DATA PROVIDED ::
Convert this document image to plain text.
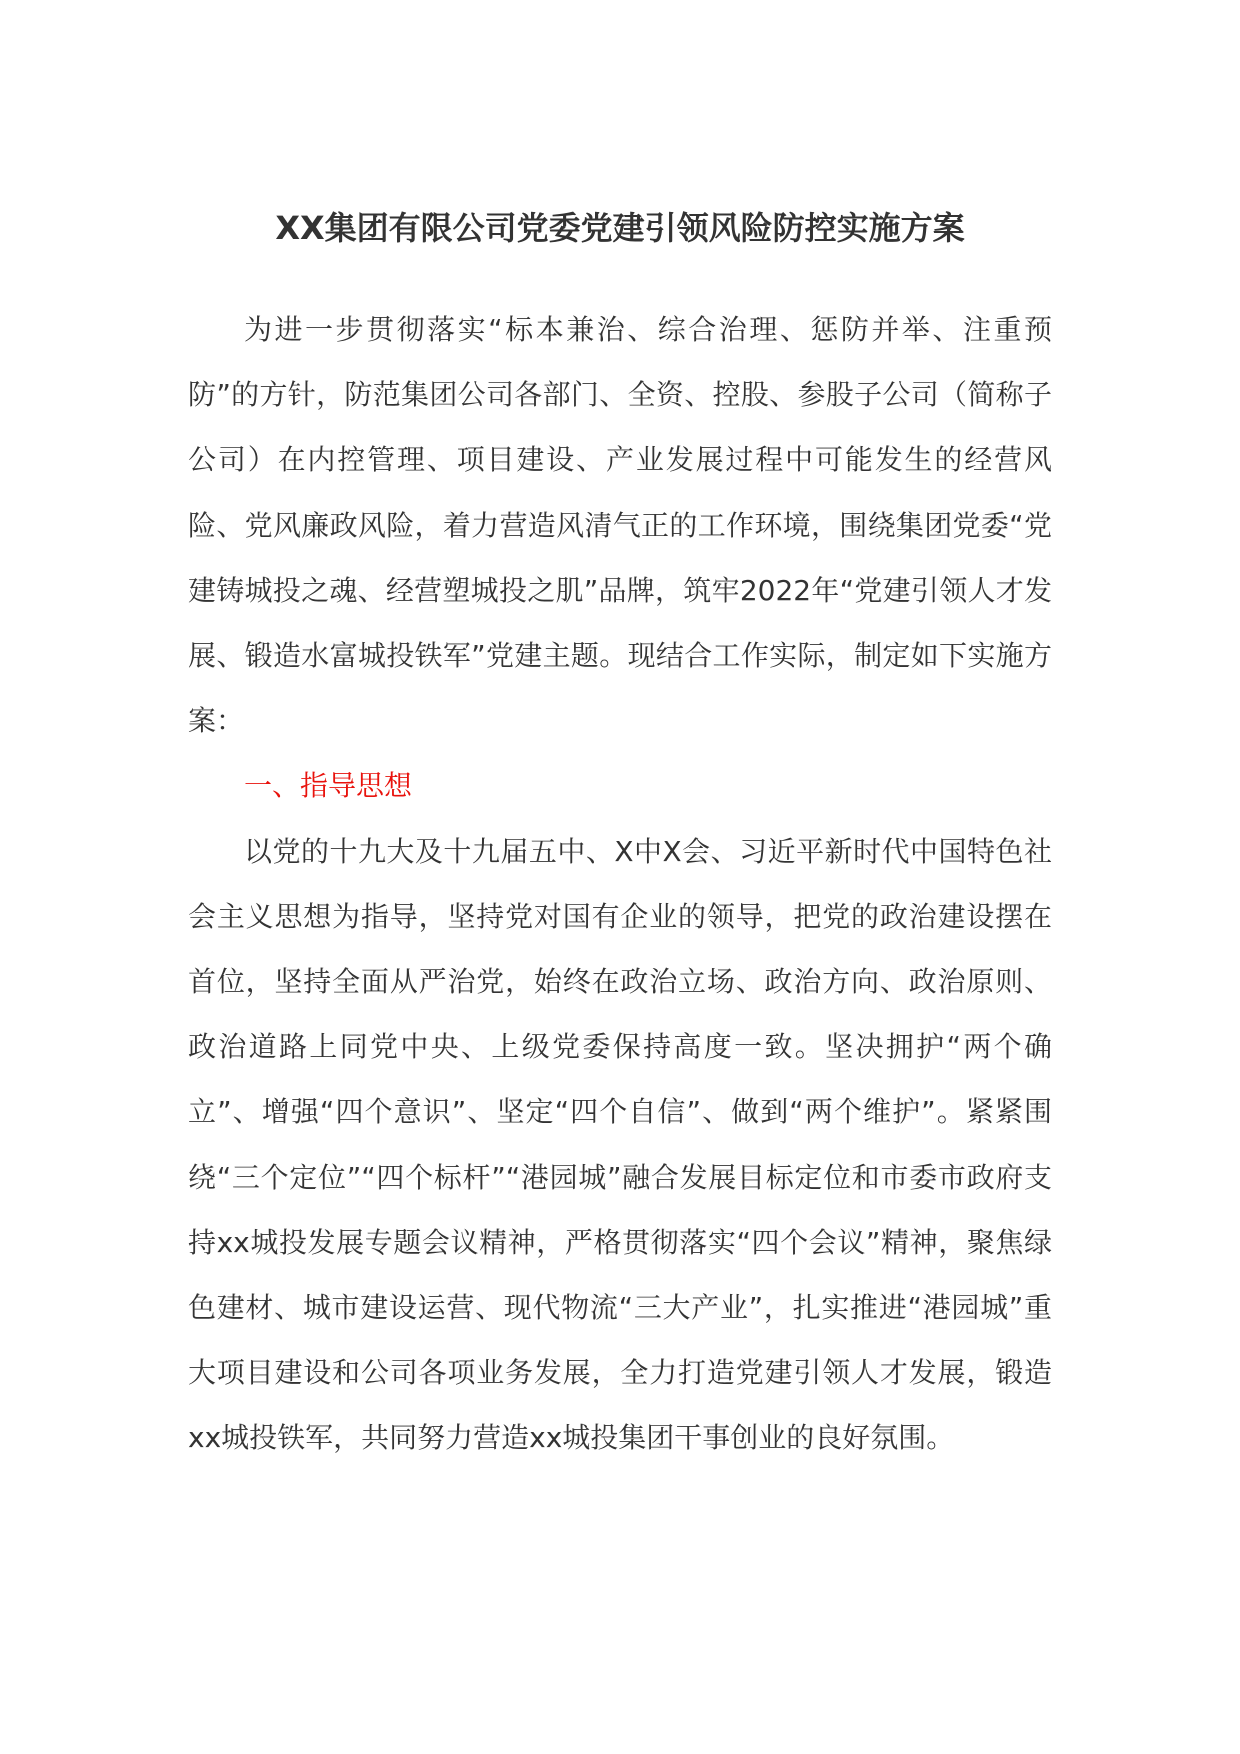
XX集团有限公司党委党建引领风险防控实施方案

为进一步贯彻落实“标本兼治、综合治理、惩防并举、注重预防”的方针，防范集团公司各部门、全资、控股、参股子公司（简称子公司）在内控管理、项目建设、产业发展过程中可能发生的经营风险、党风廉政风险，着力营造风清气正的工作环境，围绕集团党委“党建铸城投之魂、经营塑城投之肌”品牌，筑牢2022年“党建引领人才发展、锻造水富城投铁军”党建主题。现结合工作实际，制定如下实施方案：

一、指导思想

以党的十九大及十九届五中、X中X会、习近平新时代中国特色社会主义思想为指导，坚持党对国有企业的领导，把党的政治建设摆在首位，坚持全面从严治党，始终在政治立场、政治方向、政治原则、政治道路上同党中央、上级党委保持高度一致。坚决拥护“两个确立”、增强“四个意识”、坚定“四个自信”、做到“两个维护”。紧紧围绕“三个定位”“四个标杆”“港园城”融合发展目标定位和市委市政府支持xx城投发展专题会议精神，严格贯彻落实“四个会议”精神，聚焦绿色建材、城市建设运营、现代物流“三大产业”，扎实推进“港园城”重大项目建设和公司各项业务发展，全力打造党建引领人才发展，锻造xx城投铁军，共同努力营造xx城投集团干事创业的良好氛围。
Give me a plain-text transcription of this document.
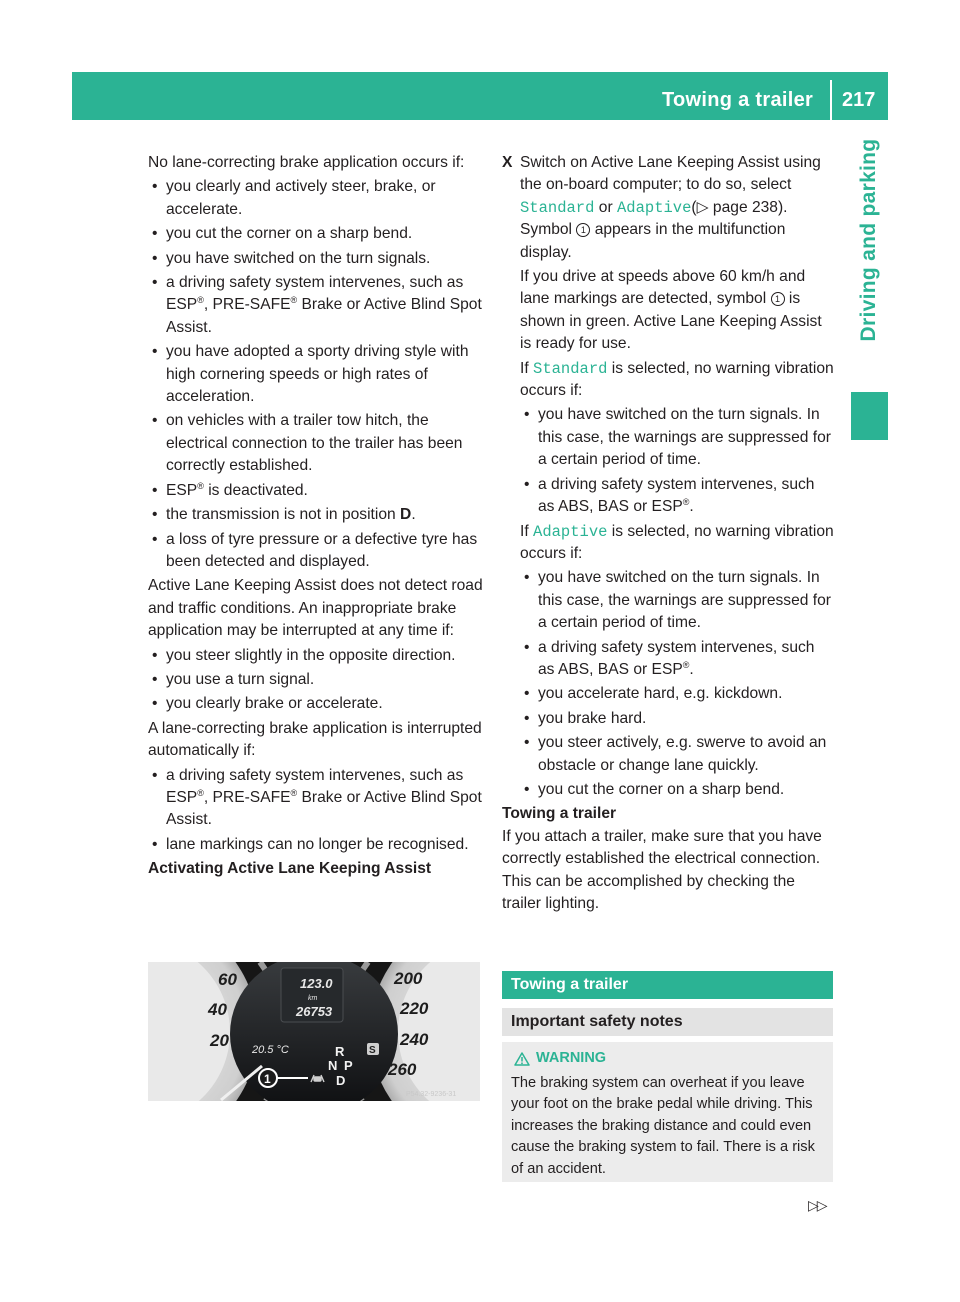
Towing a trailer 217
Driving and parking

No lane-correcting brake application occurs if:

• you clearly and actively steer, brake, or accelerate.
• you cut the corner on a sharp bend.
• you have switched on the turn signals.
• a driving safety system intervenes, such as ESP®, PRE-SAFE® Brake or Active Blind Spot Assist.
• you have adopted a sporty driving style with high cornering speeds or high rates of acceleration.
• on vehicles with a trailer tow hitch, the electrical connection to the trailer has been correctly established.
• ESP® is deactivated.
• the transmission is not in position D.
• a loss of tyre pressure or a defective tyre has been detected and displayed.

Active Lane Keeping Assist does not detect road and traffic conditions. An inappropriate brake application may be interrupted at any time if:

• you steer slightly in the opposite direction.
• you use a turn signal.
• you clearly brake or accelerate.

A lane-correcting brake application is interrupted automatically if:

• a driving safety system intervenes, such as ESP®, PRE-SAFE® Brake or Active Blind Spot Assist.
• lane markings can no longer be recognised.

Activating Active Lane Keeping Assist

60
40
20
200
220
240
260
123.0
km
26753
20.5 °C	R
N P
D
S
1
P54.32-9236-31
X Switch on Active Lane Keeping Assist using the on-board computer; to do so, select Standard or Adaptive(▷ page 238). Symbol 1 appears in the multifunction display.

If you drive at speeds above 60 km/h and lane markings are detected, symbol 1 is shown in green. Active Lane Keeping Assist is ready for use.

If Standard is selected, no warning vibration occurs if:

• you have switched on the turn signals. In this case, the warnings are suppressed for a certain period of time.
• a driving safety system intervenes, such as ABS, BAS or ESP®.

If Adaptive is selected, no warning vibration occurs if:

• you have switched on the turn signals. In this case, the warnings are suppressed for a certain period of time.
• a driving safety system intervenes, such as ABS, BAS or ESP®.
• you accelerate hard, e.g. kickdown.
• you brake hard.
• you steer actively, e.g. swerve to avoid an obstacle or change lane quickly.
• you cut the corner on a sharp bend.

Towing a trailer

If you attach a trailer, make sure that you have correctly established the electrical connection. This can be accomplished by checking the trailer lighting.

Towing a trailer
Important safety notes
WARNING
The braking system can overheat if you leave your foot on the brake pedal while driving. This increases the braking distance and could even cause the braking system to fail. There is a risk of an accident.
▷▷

WRITTEN INSTRUCTION ::
Transcribe all of the material exactly, leaving out whatever pictures it contains.

THE ANSWER ::
Convert this document image to plain text.
XX集团有限公司党委党建引领风险防控实施方案

为进一步贯彻落实“标本兼治、综合治理、惩防并举、注重预防”的方针，防范集团公司各部门、全资、控股、参股子公司（简称子公司）在内控管理、项目建设、产业发展过程中可能发生的经营风险、党风廉政风险，着力营造风清气正的工作环境，围绕集团党委“党建铸城投之魂、经营塑城投之肌”品牌，筑牢2022年“党建引领人才发展、锻造水富城投铁军”党建主题。现结合工作实际，制定如下实施方案：

一、指导思想

以党的十九大及十九届五中、X中X会、习近平新时代中国特色社会主义思想为指导，坚持党对国有企业的领导，把党的政治建设摆在首位，坚持全面从严治党，始终在政治立场、政治方向、政治原则、政治道路上同党中央、上级党委保持高度一致。坚决拥护“两个确立”、增强“四个意识”、坚定“四个自信”、做到“两个维护”。紧紧围绕“三个定位”“四个标杆”“港园城”融合发展目标定位和市委市政府支持xx城投发展专题会议精神，严格贯彻落实“四个会议”精神，聚焦绿色建材、城市建设运营、现代物流“三大产业”，扎实推进“港园城”重大项目建设和公司各项业务发展，全力打造党建引领人才发展，锻造xx城投铁军，共同努力营造xx城投集团干事创业的良好氛围。
Give me a plain-text transcription of this document.
Towing a trailer 217
Driving and parking

No lane-correcting brake application occurs if:

• you clearly and actively steer, brake, or accelerate.
• you cut the corner on a sharp bend.
• you have switched on the turn signals.
• a driving safety system intervenes, such as ESP®, PRE-SAFE® Brake or Active Blind Spot Assist.
• you have adopted a sporty driving style with high cornering speeds or high rates of acceleration.
• on vehicles with a trailer tow hitch, the electrical connection to the trailer has been correctly established.
• ESP® is deactivated.
• the transmission is not in position D.
• a loss of tyre pressure or a defective tyre has been detected and displayed.

Active Lane Keeping Assist does not detect road and traffic conditions. An inappropriate brake application may be interrupted at any time if:

• you steer slightly in the opposite direction.
• you use a turn signal.
• you clearly brake or accelerate.

A lane-correcting brake application is interrupted automatically if:

• a driving safety system intervenes, such as ESP®, PRE-SAFE® Brake or Active Blind Spot Assist.
• lane markings can no longer be recognised.

Activating Active Lane Keeping Assist

60
40
20
200
220
240
260
123.0
km
26753
20.5 °C	R
N P
D
S
1
P54.32-9236-31
X Switch on Active Lane Keeping Assist using the on-board computer; to do so, select Standard or Adaptive(▷ page 238). Symbol 1 appears in the multifunction display.

If you drive at speeds above 60 km/h and lane markings are detected, symbol 1 is shown in green. Active Lane Keeping Assist is ready for use.

If Standard is selected, no warning vibration occurs if:

• you have switched on the turn signals. In this case, the warnings are suppressed for a certain period of time.
• a driving safety system intervenes, such as ABS, BAS or ESP®.

If Adaptive is selected, no warning vibration occurs if:

• you have switched on the turn signals. In this case, the warnings are suppressed for a certain period of time.
• a driving safety system intervenes, such as ABS, BAS or ESP®.
• you accelerate hard, e.g. kickdown.
• you brake hard.
• you steer actively, e.g. swerve to avoid an obstacle or change lane quickly.
• you cut the corner on a sharp bend.

Towing a trailer

If you attach a trailer, make sure that you have correctly established the electrical connection. This can be accomplished by checking the trailer lighting.

Towing a trailer
Important safety notes
WARNING
The braking system can overheat if you leave your foot on the brake pedal while driving. This increases the braking distance and could even cause the braking system to fail. There is a risk of an accident.
▷▷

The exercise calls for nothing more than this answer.